Extracted records –

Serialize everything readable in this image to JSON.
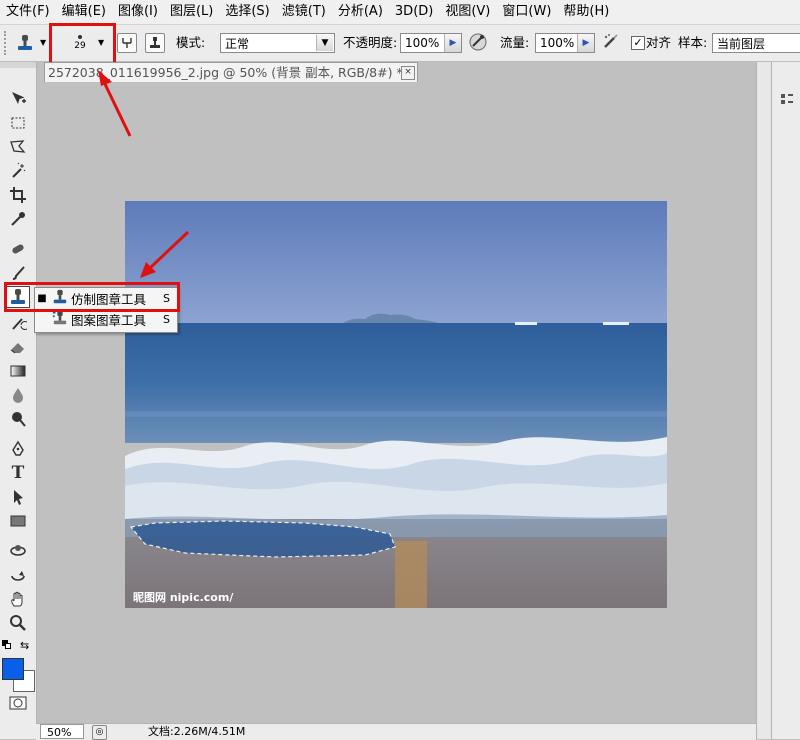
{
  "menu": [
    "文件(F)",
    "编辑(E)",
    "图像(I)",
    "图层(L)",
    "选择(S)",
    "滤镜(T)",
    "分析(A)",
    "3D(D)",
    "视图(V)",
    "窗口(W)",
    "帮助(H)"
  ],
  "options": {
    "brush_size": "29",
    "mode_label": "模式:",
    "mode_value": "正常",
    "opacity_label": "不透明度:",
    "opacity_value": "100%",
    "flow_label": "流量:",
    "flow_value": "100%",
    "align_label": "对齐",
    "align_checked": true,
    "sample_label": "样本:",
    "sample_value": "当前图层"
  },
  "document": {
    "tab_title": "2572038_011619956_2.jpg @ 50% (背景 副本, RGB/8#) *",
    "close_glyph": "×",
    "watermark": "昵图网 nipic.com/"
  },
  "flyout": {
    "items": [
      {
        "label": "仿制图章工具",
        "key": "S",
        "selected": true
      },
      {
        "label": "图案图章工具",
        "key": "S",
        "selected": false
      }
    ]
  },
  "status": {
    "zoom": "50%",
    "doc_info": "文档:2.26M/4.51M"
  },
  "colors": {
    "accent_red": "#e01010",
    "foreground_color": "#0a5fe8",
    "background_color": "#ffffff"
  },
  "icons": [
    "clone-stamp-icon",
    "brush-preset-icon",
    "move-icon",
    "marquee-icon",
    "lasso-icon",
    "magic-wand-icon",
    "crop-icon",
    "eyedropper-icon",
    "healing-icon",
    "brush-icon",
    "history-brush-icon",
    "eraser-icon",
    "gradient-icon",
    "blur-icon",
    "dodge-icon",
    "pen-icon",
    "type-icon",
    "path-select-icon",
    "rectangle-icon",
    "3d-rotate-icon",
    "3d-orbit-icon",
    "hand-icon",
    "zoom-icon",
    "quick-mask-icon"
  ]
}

Stated goal – Exclude the images, then output the data above word for word.

Result below –
Serialize everything readable in this image to JSON.
{
  "menu": [
    "文件(F)",
    "编辑(E)",
    "图像(I)",
    "图层(L)",
    "选择(S)",
    "滤镜(T)",
    "分析(A)",
    "3D(D)",
    "视图(V)",
    "窗口(W)",
    "帮助(H)"
  ],
  "options": {
    "brush_size": "29",
    "mode_label": "模式:",
    "mode_value": "正常",
    "opacity_label": "不透明度:",
    "opacity_value": "100%",
    "flow_label": "流量:",
    "flow_value": "100%",
    "align_label": "对齐",
    "align_checked": true,
    "sample_label": "样本:",
    "sample_value": "当前图层"
  },
  "document": {
    "tab_title": "2572038_011619956_2.jpg @ 50% (背景 副本, RGB/8#) *",
    "close_glyph": "×",
    "watermark": "昵图网 nipic.com/"
  },
  "flyout": {
    "items": [
      {
        "label": "仿制图章工具",
        "key": "S",
        "selected": true
      },
      {
        "label": "图案图章工具",
        "key": "S",
        "selected": false
      }
    ]
  },
  "status": {
    "zoom": "50%",
    "doc_info": "文档:2.26M/4.51M"
  },
  "colors": {
    "accent_red": "#e01010",
    "foreground_color": "#0a5fe8",
    "background_color": "#ffffff"
  },
  "icons": [
    "clone-stamp-icon",
    "brush-preset-icon",
    "move-icon",
    "marquee-icon",
    "lasso-icon",
    "magic-wand-icon",
    "crop-icon",
    "eyedropper-icon",
    "healing-icon",
    "brush-icon",
    "history-brush-icon",
    "eraser-icon",
    "gradient-icon",
    "blur-icon",
    "dodge-icon",
    "pen-icon",
    "type-icon",
    "path-select-icon",
    "rectangle-icon",
    "3d-rotate-icon",
    "3d-orbit-icon",
    "hand-icon",
    "zoom-icon",
    "quick-mask-icon"
  ]
}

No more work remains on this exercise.